Written problem a
Summarize the passage about Bill's Old Bike Barn in two sentences.

Passage provided
# # #

When I knew we were going to Pennsylvania and my wife Susie Googled motorcycle museums…well, silly me.  I thought we would find a motorcycle museum if I was lucky and it might make a worthy topic for a blog or two.  Maybe an article in a motorcycle magazine.  Susie gets the credit for finding Bill’s Old Bike Barn.  I didn’t realize we had hit the Mother Lode.  We had stumbled into a more advanced collection than we had ever seen.

No, wait:  I need to restate that.  It would be unfair to call what I found in Bill’s Old Bike Barn a collection.   I realized when assembling this story that what Bill created is not a mere collection.  It is, instead, a collection of collections.   Bill’s Old Bike Barn might have started as a motorcycle collection, but it goes beyond that.

Way beyond.

Anybody can collect and display motorcycles.  Well, not anybody, but you get the point.  In the course of curating a collection, advanced collectors, the guys who go exponential and become collectors of collections, amass collections of all kinds of things.  Then the question becomes:  How do you display your collections?  What’s the right format?

Bill had the answer to that, too.

Billville.

Hey, if your name is Bill, and you have a collection of collections, why not start your own town, and display each collection in different stores and businesses and government offices, all in a magical place called Billville.  You see, if you have your own town, you will also have streets on which these shops are located.  And you can park different cool motorcycles on the streets in front of the shops.  The Billville concept solves several challenges simultaneously.  The streets let you display the motorcycles and the shops.  People see the shops and what’s in them and they want to add to the collection, so they bring in and contribute more things you can exhibit.  The shops grow and the town of Billville thrives.  Sense a pattern here?

Bill, at home on the streets of Billville.
One of many streets in Billville. The streets in Billville are lined with something even better than gold: Vintage motorcycles and Bill’s collection of collections.  Bill’s collections are hypnotic in their appeal.

Being a world-renown blogger and motojournalist, I had the grand tour of Billville, led by Bill himself.  Bill led, I followed, and my jaw dropped with each turn and every stop in Billville.  Billville.  I get it.  It’s brilliant.

The Billville camera shop. Nothing is for sale, much is on display, and the inventory exceeds 6,000 pieces.

We started in front of the Billville camera shop.  I had my Nikon D810 along for the shots you see here.  I’ve been a photography enthusiast all my life. I asked Bill if he was into photography, too, when he mentioned the camera shop.  “Nah, I just had a few cameras on display.  Folks see that and they come back a week later with a bag of old cameras.  There’s more than 6,000 cameras in the collection now.”

There’s a very cool Norton parked in front of the Billville Camera Shop. The bike behind it is a Velocette. Per capita motorcycle ownership in Billville is off the charts.  Billville is huge, the streets are long, the shops are amazing, and the collections are dreamlike.  Pick a collectible item, and there’s a Billville shop housing a collection for it.  Into Coca-Cola memorabilia?

# # #

Data in this exercise

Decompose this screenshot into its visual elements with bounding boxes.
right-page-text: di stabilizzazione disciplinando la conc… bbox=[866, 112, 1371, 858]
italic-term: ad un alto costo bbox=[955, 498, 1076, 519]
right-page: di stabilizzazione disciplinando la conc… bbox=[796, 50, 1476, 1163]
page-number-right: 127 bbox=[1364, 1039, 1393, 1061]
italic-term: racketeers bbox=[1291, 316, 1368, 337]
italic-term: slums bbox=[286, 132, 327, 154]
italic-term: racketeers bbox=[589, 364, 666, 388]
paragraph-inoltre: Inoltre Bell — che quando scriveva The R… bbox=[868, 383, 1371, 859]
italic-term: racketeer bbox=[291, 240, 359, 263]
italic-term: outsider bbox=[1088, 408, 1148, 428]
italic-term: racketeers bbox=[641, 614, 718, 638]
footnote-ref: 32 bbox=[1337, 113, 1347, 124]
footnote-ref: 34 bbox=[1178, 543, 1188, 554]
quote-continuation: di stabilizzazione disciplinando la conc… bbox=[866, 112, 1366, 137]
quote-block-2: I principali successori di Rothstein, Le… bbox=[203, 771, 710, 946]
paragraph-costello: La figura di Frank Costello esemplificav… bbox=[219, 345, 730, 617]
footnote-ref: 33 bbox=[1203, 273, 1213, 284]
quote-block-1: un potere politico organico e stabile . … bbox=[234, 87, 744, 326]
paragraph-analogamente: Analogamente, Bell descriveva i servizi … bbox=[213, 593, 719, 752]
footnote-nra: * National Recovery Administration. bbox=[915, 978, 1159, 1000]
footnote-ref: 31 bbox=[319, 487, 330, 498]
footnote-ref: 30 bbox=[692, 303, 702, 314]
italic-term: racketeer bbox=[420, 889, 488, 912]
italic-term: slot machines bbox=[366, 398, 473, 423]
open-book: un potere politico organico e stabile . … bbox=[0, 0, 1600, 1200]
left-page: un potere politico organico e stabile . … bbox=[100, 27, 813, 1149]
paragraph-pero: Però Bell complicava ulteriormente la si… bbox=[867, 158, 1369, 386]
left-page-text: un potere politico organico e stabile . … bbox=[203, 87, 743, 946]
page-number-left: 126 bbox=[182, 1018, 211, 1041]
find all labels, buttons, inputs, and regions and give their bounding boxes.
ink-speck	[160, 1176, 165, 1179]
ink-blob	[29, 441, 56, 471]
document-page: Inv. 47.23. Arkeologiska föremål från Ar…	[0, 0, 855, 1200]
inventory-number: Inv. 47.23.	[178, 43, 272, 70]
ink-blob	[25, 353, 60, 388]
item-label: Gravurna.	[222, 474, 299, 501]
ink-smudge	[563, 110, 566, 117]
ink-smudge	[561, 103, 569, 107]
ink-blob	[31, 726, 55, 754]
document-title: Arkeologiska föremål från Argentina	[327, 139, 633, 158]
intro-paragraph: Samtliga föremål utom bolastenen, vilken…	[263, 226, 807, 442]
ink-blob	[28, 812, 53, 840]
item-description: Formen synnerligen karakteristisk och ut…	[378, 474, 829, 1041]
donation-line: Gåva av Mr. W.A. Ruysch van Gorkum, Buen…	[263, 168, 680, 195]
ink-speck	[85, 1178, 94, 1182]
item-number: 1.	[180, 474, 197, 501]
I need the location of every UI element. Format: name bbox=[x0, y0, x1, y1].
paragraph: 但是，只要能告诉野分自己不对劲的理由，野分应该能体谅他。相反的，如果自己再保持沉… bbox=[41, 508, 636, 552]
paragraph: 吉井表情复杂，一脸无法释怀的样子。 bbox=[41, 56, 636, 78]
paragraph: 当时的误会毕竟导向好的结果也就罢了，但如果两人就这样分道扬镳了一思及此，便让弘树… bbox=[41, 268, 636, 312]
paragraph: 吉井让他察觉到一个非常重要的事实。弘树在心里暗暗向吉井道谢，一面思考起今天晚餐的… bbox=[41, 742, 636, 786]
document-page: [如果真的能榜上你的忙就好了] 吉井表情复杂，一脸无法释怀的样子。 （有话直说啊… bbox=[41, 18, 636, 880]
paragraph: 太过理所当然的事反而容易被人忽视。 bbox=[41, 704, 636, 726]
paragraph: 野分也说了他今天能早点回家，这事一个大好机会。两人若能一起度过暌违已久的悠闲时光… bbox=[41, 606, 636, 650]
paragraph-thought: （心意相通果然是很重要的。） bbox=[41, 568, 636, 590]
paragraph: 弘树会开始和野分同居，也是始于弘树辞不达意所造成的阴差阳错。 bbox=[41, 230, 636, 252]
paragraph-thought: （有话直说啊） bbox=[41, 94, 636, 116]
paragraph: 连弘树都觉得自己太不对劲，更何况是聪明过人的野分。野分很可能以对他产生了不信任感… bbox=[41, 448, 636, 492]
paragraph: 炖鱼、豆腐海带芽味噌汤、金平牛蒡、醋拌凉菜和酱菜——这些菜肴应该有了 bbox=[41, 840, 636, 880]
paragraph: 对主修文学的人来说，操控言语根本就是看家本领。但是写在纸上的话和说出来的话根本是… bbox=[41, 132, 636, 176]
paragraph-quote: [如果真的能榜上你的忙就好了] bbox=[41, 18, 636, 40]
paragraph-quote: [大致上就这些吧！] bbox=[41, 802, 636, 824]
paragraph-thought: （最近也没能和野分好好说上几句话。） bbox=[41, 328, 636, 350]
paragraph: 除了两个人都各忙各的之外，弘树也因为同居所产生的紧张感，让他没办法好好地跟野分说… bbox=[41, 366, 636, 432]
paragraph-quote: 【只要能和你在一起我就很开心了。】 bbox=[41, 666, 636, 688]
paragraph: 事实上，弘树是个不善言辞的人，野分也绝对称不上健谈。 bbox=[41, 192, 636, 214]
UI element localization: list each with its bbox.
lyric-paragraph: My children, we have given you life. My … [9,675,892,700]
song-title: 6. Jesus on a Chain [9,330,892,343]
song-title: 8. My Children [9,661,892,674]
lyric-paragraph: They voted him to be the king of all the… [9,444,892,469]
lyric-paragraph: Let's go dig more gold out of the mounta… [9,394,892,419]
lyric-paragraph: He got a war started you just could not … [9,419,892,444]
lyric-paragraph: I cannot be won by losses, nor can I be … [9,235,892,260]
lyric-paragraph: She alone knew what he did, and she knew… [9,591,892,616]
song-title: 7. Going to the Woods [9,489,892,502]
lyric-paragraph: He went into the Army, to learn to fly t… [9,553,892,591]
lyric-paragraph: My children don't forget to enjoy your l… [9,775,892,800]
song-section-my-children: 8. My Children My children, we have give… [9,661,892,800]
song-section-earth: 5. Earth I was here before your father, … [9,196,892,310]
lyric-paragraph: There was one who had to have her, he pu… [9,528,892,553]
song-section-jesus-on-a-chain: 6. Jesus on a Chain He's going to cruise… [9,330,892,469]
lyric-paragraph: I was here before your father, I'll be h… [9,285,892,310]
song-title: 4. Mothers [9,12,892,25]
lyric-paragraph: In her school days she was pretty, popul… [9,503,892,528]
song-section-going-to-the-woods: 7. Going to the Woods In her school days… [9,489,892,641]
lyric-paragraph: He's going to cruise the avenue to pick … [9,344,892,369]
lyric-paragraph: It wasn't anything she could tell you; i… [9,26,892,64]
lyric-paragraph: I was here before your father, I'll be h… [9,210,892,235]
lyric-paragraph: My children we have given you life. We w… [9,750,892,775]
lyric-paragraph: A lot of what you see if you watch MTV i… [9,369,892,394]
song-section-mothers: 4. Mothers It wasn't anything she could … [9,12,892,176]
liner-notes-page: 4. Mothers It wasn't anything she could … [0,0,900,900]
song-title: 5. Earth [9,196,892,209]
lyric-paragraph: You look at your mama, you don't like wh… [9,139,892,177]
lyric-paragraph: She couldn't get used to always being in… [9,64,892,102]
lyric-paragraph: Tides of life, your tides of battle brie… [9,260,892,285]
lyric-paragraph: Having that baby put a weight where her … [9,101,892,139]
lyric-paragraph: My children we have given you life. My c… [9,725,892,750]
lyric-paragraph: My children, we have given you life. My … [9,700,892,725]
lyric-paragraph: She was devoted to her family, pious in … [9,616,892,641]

# # #

Written problem b
Reproduce the records verbatim from their start up to and including the line containing "left-page: un potere".

Task output a
Found by the writer's wife during a trip to Pennsylvania, Bill's Old Bike Barn turns out to be not a mere motorcycle collection but a collection of collections. Bill shows these collections in the shops of a town he calls Billville, parks vintage motorcycles such as a Norton and a Velocette on its streets, and keeps growing the collections with items visitors bring in, so that the camera shop alone now holds more than 6,000 cameras.

Task output b
Decompose this screenshot into its visual elements with bounding boxes.
right-page-text: di stabilizzazione disciplinando la conc… bbox=[866, 112, 1371, 858]
italic-term: ad un alto costo bbox=[955, 498, 1076, 519]
right-page: di stabilizzazione disciplinando la conc… bbox=[796, 50, 1476, 1163]
page-number-right: 127 bbox=[1364, 1039, 1393, 1061]
italic-term: racketeers bbox=[1291, 316, 1368, 337]
italic-term: slums bbox=[286, 132, 327, 154]
italic-term: racketeers bbox=[589, 364, 666, 388]
paragraph-inoltre: Inoltre Bell — che quando scriveva The R… bbox=[868, 383, 1371, 859]
italic-term: racketeer bbox=[291, 240, 359, 263]
italic-term: outsider bbox=[1088, 408, 1148, 428]
italic-term: racketeers bbox=[641, 614, 718, 638]
footnote-ref: 32 bbox=[1337, 113, 1347, 124]
footnote-ref: 34 bbox=[1178, 543, 1188, 554]
quote-continuation: di stabilizzazione disciplinando la conc… bbox=[866, 112, 1366, 137]
quote-block-2: I principali successori di Rothstein, Le… bbox=[203, 771, 710, 946]
paragraph-costello: La figura di Frank Costello esemplificav… bbox=[219, 345, 730, 617]
footnote-ref: 33 bbox=[1203, 273, 1213, 284]
quote-block-1: un potere politico organico e stabile . … bbox=[234, 87, 744, 326]
paragraph-analogamente: Analogamente, Bell descriveva i servizi … bbox=[213, 593, 719, 752]
footnote-nra: * National Recovery Administration. bbox=[915, 978, 1159, 1000]
footnote-ref: 31 bbox=[319, 487, 330, 498]
footnote-ref: 30 bbox=[692, 303, 702, 314]
italic-term: racketeer bbox=[420, 889, 488, 912]
italic-term: slot machines bbox=[366, 398, 473, 423]
open-book: un potere politico organico e stabile . … bbox=[0, 0, 1600, 1200]
left-page: un potere politico organico e stabile . … bbox=[100, 27, 813, 1149]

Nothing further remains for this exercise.